= EXERCISE DESCRIPTION =
Report the number of lines where the string "Recommended" occurs, and write nothing else.

= RECORD EXTRACTS =

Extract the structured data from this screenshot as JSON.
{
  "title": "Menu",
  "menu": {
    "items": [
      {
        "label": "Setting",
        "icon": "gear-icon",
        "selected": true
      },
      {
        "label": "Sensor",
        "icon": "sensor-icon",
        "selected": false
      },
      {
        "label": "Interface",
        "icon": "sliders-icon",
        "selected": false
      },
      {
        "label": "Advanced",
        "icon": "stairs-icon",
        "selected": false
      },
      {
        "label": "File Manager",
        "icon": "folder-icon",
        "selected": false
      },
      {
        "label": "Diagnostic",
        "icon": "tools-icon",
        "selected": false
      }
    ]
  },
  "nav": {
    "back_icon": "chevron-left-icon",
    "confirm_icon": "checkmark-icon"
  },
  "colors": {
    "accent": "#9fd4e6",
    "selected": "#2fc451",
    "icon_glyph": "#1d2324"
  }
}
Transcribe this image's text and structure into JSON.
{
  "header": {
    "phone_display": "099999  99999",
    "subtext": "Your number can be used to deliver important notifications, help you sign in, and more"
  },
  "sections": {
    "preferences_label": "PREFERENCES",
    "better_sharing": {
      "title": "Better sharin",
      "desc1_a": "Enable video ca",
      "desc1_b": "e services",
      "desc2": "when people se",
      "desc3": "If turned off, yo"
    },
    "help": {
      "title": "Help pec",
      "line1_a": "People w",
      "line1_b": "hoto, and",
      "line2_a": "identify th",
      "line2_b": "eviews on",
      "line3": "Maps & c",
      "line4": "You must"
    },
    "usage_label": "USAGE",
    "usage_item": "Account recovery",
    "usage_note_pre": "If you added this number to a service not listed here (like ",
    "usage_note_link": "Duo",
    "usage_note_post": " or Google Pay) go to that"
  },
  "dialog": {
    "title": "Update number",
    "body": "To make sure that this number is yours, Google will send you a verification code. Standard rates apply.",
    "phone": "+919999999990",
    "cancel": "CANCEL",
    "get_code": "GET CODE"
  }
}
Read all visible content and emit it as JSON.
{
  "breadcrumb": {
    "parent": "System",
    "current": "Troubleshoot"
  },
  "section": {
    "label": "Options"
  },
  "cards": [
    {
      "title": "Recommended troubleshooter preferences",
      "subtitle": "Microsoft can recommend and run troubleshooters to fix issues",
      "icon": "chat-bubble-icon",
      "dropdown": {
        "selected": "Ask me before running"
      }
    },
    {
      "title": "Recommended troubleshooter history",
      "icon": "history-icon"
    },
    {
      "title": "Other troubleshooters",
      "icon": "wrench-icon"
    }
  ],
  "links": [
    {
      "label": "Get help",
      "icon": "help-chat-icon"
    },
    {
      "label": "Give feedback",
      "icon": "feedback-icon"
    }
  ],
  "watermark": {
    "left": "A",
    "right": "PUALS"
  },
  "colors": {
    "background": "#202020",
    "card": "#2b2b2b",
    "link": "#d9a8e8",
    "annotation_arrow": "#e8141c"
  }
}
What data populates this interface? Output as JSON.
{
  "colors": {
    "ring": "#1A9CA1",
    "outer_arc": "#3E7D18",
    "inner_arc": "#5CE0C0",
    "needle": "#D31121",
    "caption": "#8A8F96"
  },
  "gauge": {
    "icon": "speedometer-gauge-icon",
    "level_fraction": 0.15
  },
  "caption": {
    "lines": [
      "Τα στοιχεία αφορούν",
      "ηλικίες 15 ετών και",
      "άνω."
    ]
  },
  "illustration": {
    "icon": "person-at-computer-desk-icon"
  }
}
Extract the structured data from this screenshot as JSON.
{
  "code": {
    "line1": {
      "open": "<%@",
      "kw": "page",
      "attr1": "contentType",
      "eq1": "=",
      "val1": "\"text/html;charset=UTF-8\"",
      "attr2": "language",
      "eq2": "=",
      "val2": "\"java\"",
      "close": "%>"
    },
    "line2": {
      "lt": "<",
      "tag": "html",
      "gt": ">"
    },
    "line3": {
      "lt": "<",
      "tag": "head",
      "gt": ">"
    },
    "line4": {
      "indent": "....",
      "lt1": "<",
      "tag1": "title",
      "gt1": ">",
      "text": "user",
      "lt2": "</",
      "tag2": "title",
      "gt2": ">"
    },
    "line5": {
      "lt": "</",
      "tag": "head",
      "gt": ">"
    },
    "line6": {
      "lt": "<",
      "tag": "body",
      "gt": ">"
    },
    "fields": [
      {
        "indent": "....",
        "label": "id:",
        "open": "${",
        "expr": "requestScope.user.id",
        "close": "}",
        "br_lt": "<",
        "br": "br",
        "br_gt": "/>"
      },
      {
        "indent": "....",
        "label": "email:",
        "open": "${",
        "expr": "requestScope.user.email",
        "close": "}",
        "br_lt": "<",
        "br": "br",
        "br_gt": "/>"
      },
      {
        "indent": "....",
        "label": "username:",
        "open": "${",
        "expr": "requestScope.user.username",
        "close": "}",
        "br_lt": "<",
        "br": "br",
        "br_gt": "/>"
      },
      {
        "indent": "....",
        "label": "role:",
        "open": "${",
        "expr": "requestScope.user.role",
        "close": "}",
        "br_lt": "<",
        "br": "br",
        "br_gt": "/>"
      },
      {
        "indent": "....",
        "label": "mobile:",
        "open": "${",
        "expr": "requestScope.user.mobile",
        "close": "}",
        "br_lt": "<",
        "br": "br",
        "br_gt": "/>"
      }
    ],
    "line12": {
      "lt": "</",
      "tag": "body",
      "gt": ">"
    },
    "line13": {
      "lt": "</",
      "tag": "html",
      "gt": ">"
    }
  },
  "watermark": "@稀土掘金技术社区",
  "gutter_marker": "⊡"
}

= SOLUTION =
2